§ Stored rows:
··········

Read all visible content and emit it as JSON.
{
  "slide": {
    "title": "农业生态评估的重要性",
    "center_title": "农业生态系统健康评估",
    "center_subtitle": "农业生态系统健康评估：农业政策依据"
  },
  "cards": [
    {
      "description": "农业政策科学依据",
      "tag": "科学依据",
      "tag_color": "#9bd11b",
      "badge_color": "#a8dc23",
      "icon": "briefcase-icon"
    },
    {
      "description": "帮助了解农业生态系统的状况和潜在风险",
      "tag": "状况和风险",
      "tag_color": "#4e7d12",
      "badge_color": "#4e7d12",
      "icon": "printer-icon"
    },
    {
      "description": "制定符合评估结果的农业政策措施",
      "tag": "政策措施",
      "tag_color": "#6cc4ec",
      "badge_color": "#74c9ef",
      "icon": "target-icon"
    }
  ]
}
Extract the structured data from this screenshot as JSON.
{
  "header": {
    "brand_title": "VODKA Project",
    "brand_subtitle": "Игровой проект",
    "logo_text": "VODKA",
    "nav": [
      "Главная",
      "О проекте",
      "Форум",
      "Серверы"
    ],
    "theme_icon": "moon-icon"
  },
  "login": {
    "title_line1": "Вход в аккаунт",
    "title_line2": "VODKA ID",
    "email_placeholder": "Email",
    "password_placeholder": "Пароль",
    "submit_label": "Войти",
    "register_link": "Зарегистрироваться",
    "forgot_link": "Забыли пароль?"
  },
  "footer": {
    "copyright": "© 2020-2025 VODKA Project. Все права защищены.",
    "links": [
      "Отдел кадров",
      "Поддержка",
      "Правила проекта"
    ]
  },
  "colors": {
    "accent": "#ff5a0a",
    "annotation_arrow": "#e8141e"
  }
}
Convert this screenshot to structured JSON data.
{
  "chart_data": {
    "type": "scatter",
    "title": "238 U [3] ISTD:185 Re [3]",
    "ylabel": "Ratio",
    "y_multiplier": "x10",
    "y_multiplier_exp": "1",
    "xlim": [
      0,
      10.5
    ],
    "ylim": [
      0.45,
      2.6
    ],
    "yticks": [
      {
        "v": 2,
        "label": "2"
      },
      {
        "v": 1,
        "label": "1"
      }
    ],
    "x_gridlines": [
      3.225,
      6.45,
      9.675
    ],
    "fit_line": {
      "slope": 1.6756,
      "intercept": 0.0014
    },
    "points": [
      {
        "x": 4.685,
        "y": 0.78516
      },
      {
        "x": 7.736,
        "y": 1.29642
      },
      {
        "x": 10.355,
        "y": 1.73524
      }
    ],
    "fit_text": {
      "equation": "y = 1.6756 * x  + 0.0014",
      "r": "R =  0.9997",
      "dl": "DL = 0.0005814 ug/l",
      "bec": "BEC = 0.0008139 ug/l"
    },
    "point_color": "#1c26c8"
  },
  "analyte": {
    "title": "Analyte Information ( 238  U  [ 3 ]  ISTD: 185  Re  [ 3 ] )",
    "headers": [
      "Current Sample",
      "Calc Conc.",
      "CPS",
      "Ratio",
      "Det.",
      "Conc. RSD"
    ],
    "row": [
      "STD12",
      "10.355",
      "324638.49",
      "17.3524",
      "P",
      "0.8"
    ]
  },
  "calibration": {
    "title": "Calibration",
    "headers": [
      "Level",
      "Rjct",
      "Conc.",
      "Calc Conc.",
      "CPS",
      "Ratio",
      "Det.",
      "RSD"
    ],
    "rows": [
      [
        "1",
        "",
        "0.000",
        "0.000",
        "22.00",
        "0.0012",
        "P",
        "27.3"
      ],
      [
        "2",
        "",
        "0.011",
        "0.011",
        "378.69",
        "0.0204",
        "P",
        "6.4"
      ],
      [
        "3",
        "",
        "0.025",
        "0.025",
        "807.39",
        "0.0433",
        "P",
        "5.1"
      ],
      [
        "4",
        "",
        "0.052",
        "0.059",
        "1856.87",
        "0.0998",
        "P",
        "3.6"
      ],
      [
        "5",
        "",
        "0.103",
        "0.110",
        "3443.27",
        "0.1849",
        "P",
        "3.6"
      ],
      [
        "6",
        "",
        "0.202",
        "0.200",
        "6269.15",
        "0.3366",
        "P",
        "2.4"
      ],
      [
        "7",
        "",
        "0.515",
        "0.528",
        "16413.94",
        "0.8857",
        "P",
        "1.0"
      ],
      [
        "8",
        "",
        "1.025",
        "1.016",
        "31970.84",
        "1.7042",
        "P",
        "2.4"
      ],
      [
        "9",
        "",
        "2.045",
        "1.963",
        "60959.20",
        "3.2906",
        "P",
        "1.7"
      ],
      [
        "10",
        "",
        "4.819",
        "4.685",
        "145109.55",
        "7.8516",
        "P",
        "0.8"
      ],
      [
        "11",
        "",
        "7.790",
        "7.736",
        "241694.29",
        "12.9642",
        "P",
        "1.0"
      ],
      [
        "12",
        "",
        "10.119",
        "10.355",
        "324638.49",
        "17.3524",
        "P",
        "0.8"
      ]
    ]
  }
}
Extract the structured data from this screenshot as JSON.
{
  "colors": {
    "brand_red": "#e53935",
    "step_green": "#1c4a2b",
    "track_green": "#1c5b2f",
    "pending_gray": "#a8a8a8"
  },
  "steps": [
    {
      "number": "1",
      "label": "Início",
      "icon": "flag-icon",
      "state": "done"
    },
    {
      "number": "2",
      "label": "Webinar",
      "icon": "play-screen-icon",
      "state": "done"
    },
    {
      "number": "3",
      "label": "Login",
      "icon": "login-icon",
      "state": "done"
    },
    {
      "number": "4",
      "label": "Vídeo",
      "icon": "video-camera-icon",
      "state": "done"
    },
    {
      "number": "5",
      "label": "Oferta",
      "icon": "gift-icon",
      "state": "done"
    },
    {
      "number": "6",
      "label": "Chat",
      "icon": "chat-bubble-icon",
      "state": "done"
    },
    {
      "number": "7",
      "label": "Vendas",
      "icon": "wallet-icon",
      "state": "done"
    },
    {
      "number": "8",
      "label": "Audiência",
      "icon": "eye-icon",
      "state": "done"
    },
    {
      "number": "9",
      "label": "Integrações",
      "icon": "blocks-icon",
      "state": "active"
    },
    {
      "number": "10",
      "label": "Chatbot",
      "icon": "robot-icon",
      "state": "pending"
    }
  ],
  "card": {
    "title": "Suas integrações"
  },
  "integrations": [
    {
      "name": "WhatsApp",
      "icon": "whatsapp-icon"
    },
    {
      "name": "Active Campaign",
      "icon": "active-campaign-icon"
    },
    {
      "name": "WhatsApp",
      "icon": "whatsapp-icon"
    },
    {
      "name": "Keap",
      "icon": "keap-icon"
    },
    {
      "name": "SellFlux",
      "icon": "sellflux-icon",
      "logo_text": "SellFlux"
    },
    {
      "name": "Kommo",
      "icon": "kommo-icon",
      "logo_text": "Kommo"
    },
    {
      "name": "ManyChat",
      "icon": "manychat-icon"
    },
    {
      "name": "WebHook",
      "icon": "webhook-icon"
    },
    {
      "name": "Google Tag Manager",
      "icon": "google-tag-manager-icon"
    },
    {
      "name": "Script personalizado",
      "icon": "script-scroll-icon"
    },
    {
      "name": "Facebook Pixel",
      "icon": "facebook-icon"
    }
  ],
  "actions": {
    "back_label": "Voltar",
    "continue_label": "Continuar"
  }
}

··········

§ Short problem:
Each line in the data that holds the string "VODKA" should be found and copied.

§ Exercise solution:
    "brand_title": "VODKA Project",
    "logo_text": "VODKA",
    "title_line2": "VODKA ID",
    "copyright": "© 2020-2025 VODKA Project. Все права защищены.",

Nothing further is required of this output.